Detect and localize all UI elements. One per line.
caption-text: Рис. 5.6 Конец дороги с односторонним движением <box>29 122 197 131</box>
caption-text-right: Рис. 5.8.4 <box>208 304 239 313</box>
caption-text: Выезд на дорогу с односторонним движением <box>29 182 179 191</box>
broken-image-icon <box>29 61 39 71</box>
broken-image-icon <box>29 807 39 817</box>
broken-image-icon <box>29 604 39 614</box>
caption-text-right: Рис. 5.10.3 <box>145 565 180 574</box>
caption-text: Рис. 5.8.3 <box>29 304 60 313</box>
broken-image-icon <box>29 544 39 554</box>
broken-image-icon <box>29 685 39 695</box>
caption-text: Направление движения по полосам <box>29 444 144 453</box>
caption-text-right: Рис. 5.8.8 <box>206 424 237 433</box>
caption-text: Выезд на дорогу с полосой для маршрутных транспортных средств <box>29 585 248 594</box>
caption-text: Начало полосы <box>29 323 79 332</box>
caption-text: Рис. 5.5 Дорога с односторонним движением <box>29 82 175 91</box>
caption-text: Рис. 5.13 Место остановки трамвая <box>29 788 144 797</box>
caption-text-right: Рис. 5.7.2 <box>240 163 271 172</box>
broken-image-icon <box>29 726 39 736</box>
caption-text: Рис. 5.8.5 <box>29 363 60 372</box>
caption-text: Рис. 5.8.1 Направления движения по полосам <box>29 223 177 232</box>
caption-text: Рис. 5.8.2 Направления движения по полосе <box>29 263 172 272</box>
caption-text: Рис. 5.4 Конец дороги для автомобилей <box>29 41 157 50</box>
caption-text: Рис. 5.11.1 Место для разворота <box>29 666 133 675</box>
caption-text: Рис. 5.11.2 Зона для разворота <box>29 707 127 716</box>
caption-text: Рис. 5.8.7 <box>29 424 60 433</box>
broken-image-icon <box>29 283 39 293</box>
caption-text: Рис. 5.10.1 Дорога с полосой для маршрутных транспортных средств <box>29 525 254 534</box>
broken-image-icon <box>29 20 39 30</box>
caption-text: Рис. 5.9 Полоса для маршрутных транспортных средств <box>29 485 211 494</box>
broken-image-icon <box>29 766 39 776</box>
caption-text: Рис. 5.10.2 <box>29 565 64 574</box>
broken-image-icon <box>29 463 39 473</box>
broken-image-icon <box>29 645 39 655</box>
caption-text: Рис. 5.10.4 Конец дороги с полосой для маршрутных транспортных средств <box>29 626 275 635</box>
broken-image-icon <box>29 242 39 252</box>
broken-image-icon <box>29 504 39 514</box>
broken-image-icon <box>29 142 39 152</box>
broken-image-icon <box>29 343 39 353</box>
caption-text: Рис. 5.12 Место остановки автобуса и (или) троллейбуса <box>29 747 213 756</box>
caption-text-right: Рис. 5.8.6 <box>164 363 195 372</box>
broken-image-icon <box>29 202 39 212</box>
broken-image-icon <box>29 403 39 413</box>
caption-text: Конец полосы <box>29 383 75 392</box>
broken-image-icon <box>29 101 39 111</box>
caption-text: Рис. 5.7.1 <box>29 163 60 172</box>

· · · · ·

**AIM OF THE EXERCISE**.
Can you rewrite the listing from its first line through the line containing "broken-image-icon <box>29 604 39 614</box>", replacing "движением" with "проездом" and changing nothing else?

**THE RESPONSE**.
Detect and localize all UI elements. One per line.
caption-text: Рис. 5.6 Конец дороги с односторонним проездом <box>29 122 197 131</box>
caption-text-right: Рис. 5.8.4 <box>208 304 239 313</box>
caption-text: Выезд на дорогу с односторонним проездом <box>29 182 179 191</box>
broken-image-icon <box>29 61 39 71</box>
broken-image-icon <box>29 807 39 817</box>
broken-image-icon <box>29 604 39 614</box>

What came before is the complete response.